**Work to complete**
List each line of the data that holds the word "Bedroom".
[START Material for this exercise]
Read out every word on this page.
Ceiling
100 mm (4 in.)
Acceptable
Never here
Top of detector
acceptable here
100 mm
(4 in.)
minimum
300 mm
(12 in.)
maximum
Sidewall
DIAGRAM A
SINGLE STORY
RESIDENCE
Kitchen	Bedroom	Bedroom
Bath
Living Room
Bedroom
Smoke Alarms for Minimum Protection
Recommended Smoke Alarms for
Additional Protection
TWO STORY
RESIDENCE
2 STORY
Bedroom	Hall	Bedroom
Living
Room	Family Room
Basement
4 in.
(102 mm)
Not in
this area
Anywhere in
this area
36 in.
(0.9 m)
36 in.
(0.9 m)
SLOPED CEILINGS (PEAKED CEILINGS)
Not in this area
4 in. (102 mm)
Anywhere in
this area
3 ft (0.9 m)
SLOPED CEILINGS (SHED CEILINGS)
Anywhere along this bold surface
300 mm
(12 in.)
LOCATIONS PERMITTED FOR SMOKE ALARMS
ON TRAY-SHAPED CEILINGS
[END Material for this exercise]
**Written answer**
Kitchen	Bedroom	Bedroom
Bedroom
Bedroom	Hall	Bedroom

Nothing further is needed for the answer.